Can all of these lines be returned exactly?
─── Items ───
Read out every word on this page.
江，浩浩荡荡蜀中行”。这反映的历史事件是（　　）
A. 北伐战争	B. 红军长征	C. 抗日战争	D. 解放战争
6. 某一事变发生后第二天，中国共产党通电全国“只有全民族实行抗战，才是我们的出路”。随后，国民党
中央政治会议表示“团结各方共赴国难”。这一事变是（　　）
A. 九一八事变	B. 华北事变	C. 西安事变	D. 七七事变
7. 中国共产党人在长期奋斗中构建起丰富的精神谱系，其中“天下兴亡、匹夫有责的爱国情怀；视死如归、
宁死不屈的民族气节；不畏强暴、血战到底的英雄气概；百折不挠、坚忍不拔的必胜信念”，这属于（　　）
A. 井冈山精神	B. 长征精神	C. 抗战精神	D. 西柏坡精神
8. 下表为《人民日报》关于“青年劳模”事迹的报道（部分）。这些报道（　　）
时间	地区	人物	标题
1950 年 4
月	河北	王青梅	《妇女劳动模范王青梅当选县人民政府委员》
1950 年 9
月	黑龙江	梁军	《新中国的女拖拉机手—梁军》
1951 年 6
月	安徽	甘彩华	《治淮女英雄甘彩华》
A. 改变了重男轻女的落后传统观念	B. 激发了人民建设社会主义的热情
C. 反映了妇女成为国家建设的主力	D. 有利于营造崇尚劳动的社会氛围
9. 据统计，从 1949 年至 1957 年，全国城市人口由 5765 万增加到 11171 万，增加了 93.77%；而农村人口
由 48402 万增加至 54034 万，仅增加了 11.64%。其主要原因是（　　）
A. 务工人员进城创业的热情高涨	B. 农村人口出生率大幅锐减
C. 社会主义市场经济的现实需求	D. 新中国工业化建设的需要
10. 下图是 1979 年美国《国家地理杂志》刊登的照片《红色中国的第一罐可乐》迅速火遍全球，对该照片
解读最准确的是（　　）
───
Answer for this exercise:
Read out every word on this page.
江，浩浩荡荡蜀中行”。这反映的历史事件是（　　）
A. 北伐战争	B. 红军长征	C. 抗日战争	D. 解放战争
6. 某一事变发生后第二天，中国共产党通电全国“只有全民族实行抗战，才是我们的出路”。随后，国民党
中央政治会议表示“团结各方共赴国难”。这一事变是（　　）
A. 九一八事变	B. 华北事变	C. 西安事变	D. 七七事变
7. 中国共产党人在长期奋斗中构建起丰富的精神谱系，其中“天下兴亡、匹夫有责的爱国情怀；视死如归、
宁死不屈的民族气节；不畏强暴、血战到底的英雄气概；百折不挠、坚忍不拔的必胜信念”，这属于（　　）
A. 井冈山精神	B. 长征精神	C. 抗战精神	D. 西柏坡精神
8. 下表为《人民日报》关于“青年劳模”事迹的报道（部分）。这些报道（　　）
时间	地区	人物	标题
1950 年 4
月	河北	王青梅	《妇女劳动模范王青梅当选县人民政府委员》
1950 年 9
月	黑龙江	梁军	《新中国的女拖拉机手—梁军》
1951 年 6
月	安徽	甘彩华	《治淮女英雄甘彩华》
A. 改变了重男轻女的落后传统观念	B. 激发了人民建设社会主义的热情
C. 反映了妇女成为国家建设的主力	D. 有利于营造崇尚劳动的社会氛围
9. 据统计，从 1949 年至 1957 年，全国城市人口由 5765 万增加到 11171 万，增加了 93.77%；而农村人口
由 48402 万增加至 54034 万，仅增加了 11.64%。其主要原因是（　　）
A. 务工人员进城创业的热情高涨	B. 农村人口出生率大幅锐减
C. 社会主义市场经济的现实需求	D. 新中国工业化建设的需要
10. 下图是 1979 年美国《国家地理杂志》刊登的照片《红色中国的第一罐可乐》迅速火遍全球，对该照片
解读最准确的是（　　）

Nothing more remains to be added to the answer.